Records about charts and figures

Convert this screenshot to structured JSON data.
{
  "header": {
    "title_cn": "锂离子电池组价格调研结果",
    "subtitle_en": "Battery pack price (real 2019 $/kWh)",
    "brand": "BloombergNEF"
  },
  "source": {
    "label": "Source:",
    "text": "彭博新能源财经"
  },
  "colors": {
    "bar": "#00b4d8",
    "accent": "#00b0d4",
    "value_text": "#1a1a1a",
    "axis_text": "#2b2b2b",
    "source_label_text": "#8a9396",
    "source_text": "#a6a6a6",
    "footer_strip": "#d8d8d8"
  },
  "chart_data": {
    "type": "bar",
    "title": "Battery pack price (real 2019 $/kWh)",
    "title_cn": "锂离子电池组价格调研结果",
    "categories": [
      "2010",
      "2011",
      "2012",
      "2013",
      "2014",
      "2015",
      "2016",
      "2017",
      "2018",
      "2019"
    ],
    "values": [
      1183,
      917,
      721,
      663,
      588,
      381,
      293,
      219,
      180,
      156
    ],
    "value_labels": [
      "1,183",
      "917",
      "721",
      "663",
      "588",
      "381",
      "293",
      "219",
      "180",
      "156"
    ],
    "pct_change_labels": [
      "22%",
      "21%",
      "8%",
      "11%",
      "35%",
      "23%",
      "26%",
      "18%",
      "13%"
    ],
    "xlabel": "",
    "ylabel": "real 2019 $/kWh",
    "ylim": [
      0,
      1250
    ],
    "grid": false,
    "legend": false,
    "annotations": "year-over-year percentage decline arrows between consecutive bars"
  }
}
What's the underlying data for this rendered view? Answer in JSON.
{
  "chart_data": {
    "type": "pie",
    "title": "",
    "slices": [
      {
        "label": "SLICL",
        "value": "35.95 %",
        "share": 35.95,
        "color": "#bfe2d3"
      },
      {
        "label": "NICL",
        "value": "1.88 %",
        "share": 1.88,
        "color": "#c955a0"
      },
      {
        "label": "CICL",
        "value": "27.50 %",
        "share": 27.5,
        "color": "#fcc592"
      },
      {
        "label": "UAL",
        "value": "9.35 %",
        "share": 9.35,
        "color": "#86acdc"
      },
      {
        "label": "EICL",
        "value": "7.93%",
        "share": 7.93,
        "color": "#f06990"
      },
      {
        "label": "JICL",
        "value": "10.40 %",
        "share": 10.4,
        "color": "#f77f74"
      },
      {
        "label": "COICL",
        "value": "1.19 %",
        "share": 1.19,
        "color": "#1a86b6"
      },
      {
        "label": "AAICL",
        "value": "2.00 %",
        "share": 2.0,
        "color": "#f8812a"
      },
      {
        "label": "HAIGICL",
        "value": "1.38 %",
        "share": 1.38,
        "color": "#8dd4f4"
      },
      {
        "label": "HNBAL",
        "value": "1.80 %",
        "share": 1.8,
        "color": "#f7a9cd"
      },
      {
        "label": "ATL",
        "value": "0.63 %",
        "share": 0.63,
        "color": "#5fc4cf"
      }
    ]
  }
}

* * *

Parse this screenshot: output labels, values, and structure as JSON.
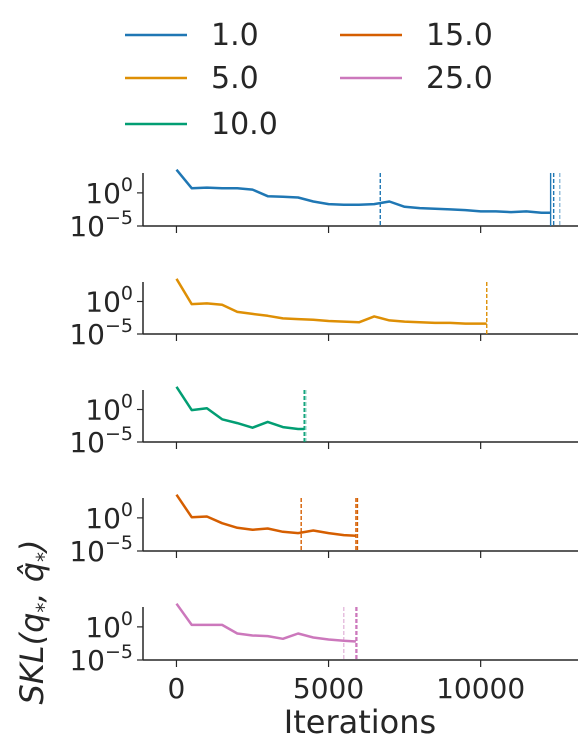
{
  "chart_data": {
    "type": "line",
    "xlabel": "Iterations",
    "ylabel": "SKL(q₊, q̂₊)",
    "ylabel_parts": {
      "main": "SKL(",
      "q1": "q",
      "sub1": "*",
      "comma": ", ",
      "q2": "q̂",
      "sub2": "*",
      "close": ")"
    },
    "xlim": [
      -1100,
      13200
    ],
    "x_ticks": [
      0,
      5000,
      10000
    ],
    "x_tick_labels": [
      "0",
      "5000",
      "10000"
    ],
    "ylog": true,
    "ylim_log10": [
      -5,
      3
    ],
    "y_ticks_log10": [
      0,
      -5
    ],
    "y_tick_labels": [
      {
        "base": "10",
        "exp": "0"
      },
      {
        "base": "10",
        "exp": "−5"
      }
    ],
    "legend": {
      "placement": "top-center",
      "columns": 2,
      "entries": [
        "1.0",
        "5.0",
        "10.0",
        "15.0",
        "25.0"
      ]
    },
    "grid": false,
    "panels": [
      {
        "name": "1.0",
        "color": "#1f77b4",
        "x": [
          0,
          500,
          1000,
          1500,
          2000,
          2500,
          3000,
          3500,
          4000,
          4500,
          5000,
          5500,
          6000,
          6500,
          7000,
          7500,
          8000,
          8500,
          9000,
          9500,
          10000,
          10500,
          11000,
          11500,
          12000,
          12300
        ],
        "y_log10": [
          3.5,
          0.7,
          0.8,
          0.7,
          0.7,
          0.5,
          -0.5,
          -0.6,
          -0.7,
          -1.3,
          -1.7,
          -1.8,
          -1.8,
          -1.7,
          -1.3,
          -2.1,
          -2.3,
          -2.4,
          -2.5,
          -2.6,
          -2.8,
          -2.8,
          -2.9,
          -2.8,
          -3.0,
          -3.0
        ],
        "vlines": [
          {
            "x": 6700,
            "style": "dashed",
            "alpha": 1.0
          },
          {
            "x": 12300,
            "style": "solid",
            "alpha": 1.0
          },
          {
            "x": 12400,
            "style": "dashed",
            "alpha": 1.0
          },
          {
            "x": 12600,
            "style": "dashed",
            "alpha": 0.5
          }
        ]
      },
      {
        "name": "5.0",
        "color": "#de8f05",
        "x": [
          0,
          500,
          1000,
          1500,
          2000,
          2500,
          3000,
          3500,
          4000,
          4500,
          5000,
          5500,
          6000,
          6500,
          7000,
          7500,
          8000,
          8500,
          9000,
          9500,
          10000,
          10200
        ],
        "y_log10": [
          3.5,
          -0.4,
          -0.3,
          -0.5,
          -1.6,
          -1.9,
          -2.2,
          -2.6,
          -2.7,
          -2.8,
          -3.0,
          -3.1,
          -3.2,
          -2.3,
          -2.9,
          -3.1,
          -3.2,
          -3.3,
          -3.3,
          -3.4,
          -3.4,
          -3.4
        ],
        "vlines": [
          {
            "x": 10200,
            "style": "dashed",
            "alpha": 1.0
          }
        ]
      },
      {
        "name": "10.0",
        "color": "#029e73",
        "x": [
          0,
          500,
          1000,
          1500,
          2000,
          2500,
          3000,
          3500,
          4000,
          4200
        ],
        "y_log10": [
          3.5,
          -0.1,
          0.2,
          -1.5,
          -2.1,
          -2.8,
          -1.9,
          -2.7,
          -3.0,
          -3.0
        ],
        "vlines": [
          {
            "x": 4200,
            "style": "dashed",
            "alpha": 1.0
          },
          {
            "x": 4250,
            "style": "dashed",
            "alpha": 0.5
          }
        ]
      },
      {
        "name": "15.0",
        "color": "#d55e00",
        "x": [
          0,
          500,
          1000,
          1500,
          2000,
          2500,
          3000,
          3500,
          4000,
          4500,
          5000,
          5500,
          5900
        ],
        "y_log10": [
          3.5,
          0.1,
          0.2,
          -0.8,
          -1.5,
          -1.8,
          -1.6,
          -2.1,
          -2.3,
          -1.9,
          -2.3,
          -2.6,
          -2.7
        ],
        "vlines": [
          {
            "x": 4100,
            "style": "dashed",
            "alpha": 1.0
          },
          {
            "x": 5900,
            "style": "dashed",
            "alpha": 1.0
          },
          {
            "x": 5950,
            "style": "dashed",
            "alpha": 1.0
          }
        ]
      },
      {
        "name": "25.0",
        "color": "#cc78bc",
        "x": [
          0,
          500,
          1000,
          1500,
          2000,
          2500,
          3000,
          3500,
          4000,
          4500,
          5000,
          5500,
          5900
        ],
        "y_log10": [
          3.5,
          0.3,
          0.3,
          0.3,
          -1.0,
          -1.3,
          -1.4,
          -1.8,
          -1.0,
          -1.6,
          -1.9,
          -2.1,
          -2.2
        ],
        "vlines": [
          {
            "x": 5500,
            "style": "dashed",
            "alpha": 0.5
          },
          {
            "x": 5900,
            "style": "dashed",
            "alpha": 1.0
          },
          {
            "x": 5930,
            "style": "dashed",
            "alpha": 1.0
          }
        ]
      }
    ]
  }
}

Exercise -> Only the number is wanted: how many lines in the data include the string "name"?

Completed exercise -> 5